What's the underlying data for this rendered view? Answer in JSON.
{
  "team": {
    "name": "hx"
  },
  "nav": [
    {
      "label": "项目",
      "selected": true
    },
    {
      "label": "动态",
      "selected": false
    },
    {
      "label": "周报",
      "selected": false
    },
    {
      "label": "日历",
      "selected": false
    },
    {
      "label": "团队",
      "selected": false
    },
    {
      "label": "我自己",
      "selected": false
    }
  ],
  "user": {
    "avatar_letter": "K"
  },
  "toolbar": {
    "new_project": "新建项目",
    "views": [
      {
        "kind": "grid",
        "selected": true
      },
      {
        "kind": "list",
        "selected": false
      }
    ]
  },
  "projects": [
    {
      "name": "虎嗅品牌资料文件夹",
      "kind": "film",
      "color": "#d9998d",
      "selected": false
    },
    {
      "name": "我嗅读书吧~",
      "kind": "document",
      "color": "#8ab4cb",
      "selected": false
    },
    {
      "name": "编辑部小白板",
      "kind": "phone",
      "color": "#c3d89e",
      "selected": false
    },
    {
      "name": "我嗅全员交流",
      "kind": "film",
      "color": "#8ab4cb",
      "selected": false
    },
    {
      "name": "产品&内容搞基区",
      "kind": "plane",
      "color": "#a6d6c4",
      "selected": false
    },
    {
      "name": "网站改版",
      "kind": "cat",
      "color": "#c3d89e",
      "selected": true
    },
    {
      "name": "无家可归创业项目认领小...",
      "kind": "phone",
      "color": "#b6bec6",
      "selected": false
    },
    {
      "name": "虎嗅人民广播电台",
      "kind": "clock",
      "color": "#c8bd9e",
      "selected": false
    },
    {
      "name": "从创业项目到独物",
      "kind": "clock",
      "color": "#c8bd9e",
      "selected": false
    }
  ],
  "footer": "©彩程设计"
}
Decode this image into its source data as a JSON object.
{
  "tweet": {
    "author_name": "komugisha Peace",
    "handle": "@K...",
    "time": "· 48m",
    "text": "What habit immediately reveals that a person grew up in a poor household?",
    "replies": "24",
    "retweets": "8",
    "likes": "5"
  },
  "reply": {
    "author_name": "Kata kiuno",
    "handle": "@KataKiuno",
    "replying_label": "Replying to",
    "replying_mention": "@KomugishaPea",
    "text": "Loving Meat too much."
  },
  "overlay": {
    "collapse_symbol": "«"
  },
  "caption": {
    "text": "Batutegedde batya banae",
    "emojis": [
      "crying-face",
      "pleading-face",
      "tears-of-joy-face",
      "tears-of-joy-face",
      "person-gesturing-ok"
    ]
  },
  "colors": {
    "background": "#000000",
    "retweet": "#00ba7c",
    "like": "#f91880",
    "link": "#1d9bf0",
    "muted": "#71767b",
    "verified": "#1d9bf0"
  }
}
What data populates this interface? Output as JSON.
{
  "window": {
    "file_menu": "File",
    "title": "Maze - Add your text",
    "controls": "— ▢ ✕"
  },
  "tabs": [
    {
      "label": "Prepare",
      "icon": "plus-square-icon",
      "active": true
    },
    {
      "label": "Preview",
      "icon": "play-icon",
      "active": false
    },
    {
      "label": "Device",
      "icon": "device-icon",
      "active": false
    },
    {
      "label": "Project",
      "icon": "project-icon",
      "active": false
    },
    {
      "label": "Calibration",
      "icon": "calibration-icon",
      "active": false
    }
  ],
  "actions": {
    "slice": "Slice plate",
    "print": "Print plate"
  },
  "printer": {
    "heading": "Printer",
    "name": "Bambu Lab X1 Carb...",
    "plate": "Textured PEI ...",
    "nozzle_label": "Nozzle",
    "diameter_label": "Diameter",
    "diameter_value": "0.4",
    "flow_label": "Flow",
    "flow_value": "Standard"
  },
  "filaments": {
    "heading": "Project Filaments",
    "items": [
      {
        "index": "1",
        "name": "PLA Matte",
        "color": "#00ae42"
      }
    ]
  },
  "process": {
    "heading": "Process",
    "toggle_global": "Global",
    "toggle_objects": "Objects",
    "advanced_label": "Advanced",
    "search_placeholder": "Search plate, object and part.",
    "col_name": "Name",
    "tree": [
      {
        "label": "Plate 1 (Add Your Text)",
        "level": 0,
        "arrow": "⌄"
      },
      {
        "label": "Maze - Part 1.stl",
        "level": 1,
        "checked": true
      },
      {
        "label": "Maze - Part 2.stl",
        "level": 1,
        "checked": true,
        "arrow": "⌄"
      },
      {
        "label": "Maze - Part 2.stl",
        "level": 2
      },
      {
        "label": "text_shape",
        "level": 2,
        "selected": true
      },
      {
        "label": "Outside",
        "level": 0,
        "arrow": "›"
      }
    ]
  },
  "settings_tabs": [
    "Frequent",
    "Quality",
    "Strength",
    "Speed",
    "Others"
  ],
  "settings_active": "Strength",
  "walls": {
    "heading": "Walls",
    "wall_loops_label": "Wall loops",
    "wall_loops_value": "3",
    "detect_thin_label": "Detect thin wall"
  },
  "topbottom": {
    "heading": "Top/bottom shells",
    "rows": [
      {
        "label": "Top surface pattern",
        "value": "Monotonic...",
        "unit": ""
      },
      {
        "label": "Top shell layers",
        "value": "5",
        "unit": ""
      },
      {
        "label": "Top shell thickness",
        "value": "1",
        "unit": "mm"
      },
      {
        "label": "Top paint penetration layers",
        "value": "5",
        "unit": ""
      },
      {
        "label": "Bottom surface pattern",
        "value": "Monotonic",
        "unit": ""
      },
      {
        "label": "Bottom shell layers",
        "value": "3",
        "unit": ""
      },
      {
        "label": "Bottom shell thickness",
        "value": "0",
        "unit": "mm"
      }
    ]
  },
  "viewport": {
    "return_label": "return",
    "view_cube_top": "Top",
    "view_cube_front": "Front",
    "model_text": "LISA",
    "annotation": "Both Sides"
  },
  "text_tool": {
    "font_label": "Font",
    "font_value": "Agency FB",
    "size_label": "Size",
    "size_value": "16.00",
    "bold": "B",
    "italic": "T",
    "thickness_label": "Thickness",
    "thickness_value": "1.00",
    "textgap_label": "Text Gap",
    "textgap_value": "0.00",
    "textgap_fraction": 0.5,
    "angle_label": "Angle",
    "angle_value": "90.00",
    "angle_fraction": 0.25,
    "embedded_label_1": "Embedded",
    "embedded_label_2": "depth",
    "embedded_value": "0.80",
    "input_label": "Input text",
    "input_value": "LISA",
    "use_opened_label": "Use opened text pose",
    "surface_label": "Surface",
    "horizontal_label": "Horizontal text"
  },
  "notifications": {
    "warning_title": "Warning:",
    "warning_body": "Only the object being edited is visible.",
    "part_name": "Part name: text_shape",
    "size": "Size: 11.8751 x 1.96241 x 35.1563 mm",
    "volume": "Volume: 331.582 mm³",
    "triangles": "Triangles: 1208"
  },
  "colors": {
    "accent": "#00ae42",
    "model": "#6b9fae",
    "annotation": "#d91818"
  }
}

☆ ☆ ☆ ☆

▶ _Aim of the exercise_: Filter the listing above for the string "true" and copy every matching line.

▶ _Exercise solution_:
      "selected": true
        "selected": true
      "selected": true
      "active": true
        "checked": true
        "checked": true,
        "selected": true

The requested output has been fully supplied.